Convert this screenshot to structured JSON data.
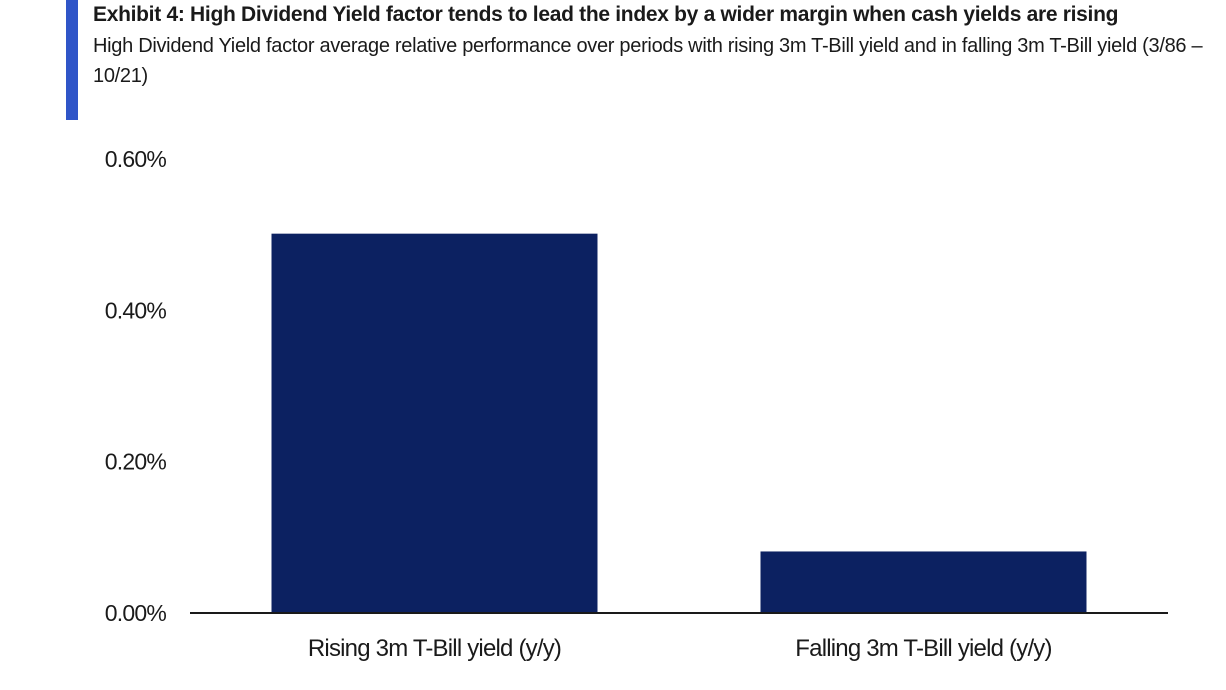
{
  "title": "Exhibit 4: High Dividend Yield factor tends to lead the index by a wider margin when cash yields are rising",
  "subtitle": "High Dividend Yield factor average relative performance over periods with rising 3m T-Bill yield and in falling 3m T-Bill yield (3/86 – 10/21)",
  "colors": {
    "accent": "#2f55c8",
    "bar": "#0c2161",
    "axis": "#1a1a1a"
  },
  "chart_data": {
    "type": "bar",
    "categories": [
      "Rising 3m T-Bill yield (y/y)",
      "Falling 3m T-Bill yield (y/y)"
    ],
    "values": [
      0.5,
      0.08
    ],
    "y_ticks": [
      "0.00%",
      "0.20%",
      "0.40%",
      "0.60%"
    ],
    "y_tick_values": [
      0,
      0.2,
      0.4,
      0.6
    ],
    "ylim": [
      0,
      0.6
    ],
    "grid": false,
    "legend": "none"
  }
}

******************************

▶ Short exercise
Count every line of the records that holds the string "Dividend". Write only the total.

▶ Solved problem
2